■ Work instructions
Look over the lines below. Report each one that includes the string "receiver".
►
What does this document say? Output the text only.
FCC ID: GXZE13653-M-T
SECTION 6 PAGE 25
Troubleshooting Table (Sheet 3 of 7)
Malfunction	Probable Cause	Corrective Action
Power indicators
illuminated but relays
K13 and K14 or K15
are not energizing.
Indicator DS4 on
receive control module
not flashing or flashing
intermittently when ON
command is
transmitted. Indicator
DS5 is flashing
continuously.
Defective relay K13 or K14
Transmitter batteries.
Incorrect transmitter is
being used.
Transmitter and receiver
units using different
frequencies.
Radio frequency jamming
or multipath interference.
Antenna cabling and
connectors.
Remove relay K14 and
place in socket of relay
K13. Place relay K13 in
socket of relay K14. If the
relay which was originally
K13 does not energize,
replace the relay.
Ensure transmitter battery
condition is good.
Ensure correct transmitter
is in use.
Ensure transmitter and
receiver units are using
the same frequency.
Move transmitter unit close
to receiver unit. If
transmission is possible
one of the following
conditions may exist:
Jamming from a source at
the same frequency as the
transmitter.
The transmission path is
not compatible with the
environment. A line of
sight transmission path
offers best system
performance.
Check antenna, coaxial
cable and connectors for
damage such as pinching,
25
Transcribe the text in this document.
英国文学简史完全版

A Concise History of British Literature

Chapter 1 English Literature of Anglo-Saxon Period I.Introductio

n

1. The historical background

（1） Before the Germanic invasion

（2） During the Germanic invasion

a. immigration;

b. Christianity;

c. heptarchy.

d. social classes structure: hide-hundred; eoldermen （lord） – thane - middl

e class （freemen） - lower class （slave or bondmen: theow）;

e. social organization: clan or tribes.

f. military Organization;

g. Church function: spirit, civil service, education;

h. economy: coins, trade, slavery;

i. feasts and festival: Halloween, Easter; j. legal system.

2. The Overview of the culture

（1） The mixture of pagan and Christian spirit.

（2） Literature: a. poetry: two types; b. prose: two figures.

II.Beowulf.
◄
■ Solved exercise
Transmitter and receiver
receiver units are using
to receiver unit. If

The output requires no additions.